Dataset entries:
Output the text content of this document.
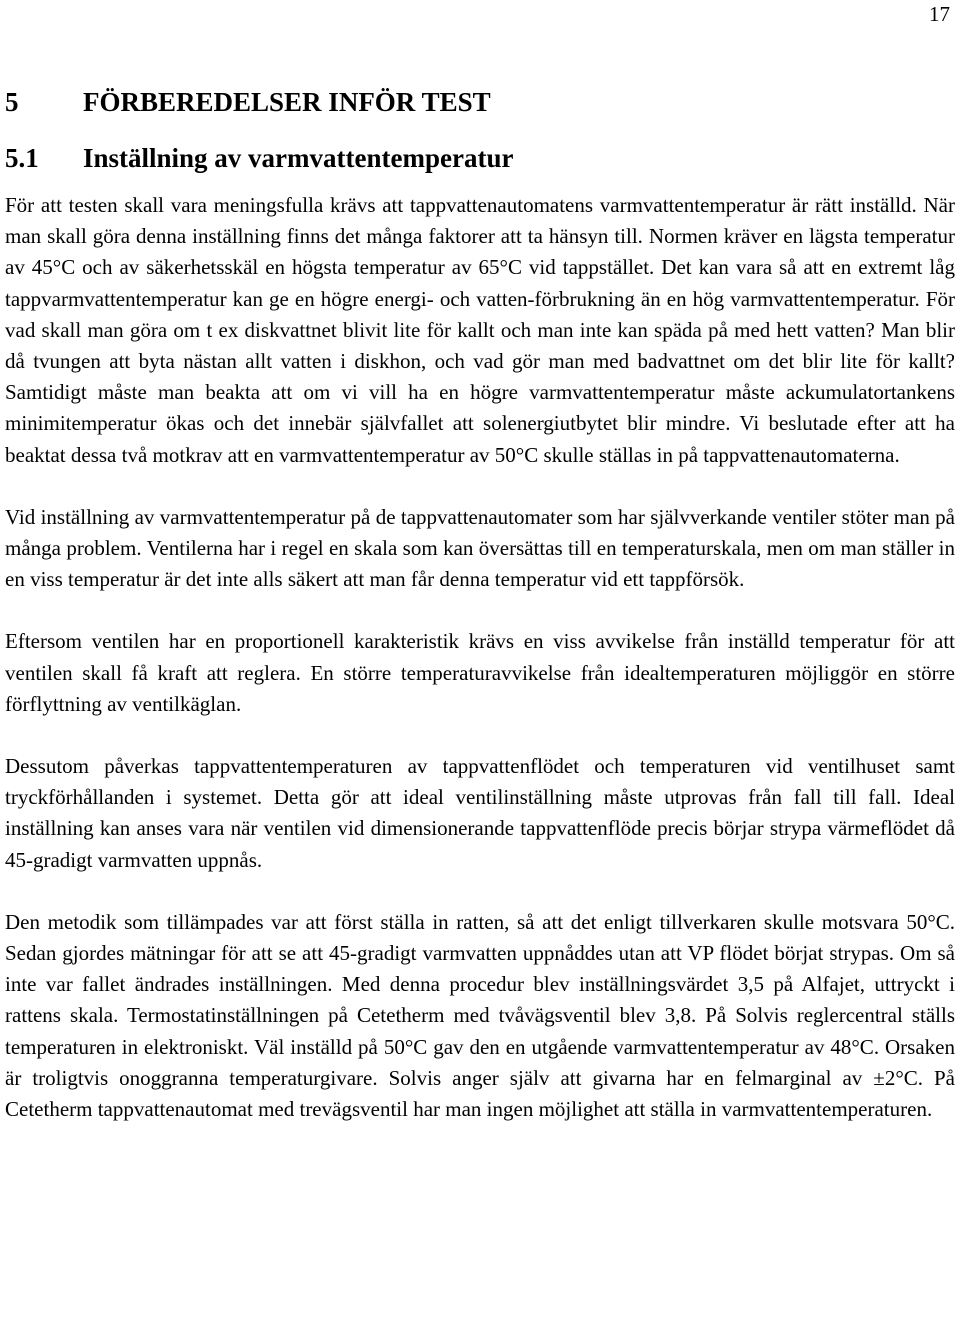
17
5	FÖRBEREDELSER INFÖR TEST
5.1	Inställning av varmvattentemperatur

För att testen skall vara meningsfulla krävs att tappvattenautomatens varmvattentemperatur är rätt inställd. När man skall göra denna inställning finns det många faktorer att ta hänsyn till. Normen kräver en lägsta temperatur av 45°C och av säkerhetsskäl en högsta temperatur av 65°C vid tappstället. Det kan vara så att en extremt låg tappvarmvattentemperatur kan ge en högre energi- och vatten-förbrukning än en hög varmvattentemperatur. För vad skall man göra om t ex diskvattnet blivit lite för kallt och man inte kan späda på med hett vatten? Man blir då tvungen att byta nästan allt vatten i diskhon, och vad gör man med badvattnet om det blir lite för kallt? Samtidigt måste man beakta att om vi vill ha en högre varmvattentemperatur måste ackumulatortankens minimitemperatur ökas och det innebär självfallet att solenergiutbytet blir mindre. Vi beslutade efter att ha beaktat dessa två motkrav att en varmvattentemperatur av 50°C skulle ställas in på tappvattenautomaterna.

Vid inställning av varmvattentemperatur på de tappvattenautomater som har självverkande ventiler stöter man på många problem. Ventilerna har i regel en skala som kan översättas till en temperaturskala, men om man ställer in en viss temperatur är det inte alls säkert att man får denna temperatur vid ett tappförsök.

Eftersom ventilen har en proportionell karakteristik krävs en viss avvikelse från inställd temperatur för att ventilen skall få kraft att reglera. En större temperaturavvikelse från idealtemperaturen möjliggör en större förflyttning av ventilkäglan.

Dessutom påverkas tappvattentemperaturen av tappvattenflödet och temperaturen vid ventilhuset samt tryckförhållanden i systemet. Detta gör att ideal ventilinställning måste utprovas från fall till fall. Ideal inställning kan anses vara när ventilen vid dimensionerande tappvattenflöde precis börjar strypa värmeflödet då 45-gradigt varmvatten uppnås.

Den metodik som tillämpades var att först ställa in ratten, så att det enligt tillverkaren skulle motsvara 50°C. Sedan gjordes mätningar för att se att 45-gradigt varmvatten uppnåddes utan att VP flödet börjat strypas. Om så inte var fallet ändrades inställningen. Med denna procedur blev inställningsvärdet 3,5 på Alfajet, uttryckt i rattens skala. Termostatinställningen på Cetetherm med tvåvägsventil blev 3,8. På Solvis reglercentral ställs temperaturen in elektroniskt. Väl inställd på 50°C gav den en utgående varmvattentemperatur av 48°C. Orsaken är troligtvis onoggranna temperaturgivare. Solvis anger själv att givarna har en felmarginal av ±2°C. På Cetetherm tappvattenautomat med trevägsventil har man ingen möjlighet att ställa in varmvattentemperaturen.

▶ _INSTRUCTIONS TO FOLLOW_
Leave the pictures out, and print every line of the listing exactly as written.

▶ _REPLY TO THE TASK_
Output the text content of this document.
17
5	FÖRBEREDELSER INFÖR TEST
5.1	Inställning av varmvattentemperatur

För att testen skall vara meningsfulla krävs att tappvattenautomatens varmvattentemperatur är rätt inställd. När man skall göra denna inställning finns det många faktorer att ta hänsyn till. Normen kräver en lägsta temperatur av 45°C och av säkerhetsskäl en högsta temperatur av 65°C vid tappstället. Det kan vara så att en extremt låg tappvarmvattentemperatur kan ge en högre energi- och vatten-förbrukning än en hög varmvattentemperatur. För vad skall man göra om t ex diskvattnet blivit lite för kallt och man inte kan späda på med hett vatten? Man blir då tvungen att byta nästan allt vatten i diskhon, och vad gör man med badvattnet om det blir lite för kallt? Samtidigt måste man beakta att om vi vill ha en högre varmvattentemperatur måste ackumulatortankens minimitemperatur ökas och det innebär självfallet att solenergiutbytet blir mindre. Vi beslutade efter att ha beaktat dessa två motkrav att en varmvattentemperatur av 50°C skulle ställas in på tappvattenautomaterna.

Vid inställning av varmvattentemperatur på de tappvattenautomater som har självverkande ventiler stöter man på många problem. Ventilerna har i regel en skala som kan översättas till en temperaturskala, men om man ställer in en viss temperatur är det inte alls säkert att man får denna temperatur vid ett tappförsök.

Eftersom ventilen har en proportionell karakteristik krävs en viss avvikelse från inställd temperatur för att ventilen skall få kraft att reglera. En större temperaturavvikelse från idealtemperaturen möjliggör en större förflyttning av ventilkäglan.

Dessutom påverkas tappvattentemperaturen av tappvattenflödet och temperaturen vid ventilhuset samt tryckförhållanden i systemet. Detta gör att ideal ventilinställning måste utprovas från fall till fall. Ideal inställning kan anses vara när ventilen vid dimensionerande tappvattenflöde precis börjar strypa värmeflödet då 45-gradigt varmvatten uppnås.

Den metodik som tillämpades var att först ställa in ratten, så att det enligt tillverkaren skulle motsvara 50°C. Sedan gjordes mätningar för att se att 45-gradigt varmvatten uppnåddes utan att VP flödet börjat strypas. Om så inte var fallet ändrades inställningen. Med denna procedur blev inställningsvärdet 3,5 på Alfajet, uttryckt i rattens skala. Termostatinställningen på Cetetherm med tvåvägsventil blev 3,8. På Solvis reglercentral ställs temperaturen in elektroniskt. Väl inställd på 50°C gav den en utgående varmvattentemperatur av 48°C. Orsaken är troligtvis onoggranna temperaturgivare. Solvis anger själv att givarna har en felmarginal av ±2°C. På Cetetherm tappvattenautomat med trevägsventil har man ingen möjlighet att ställa in varmvattentemperaturen.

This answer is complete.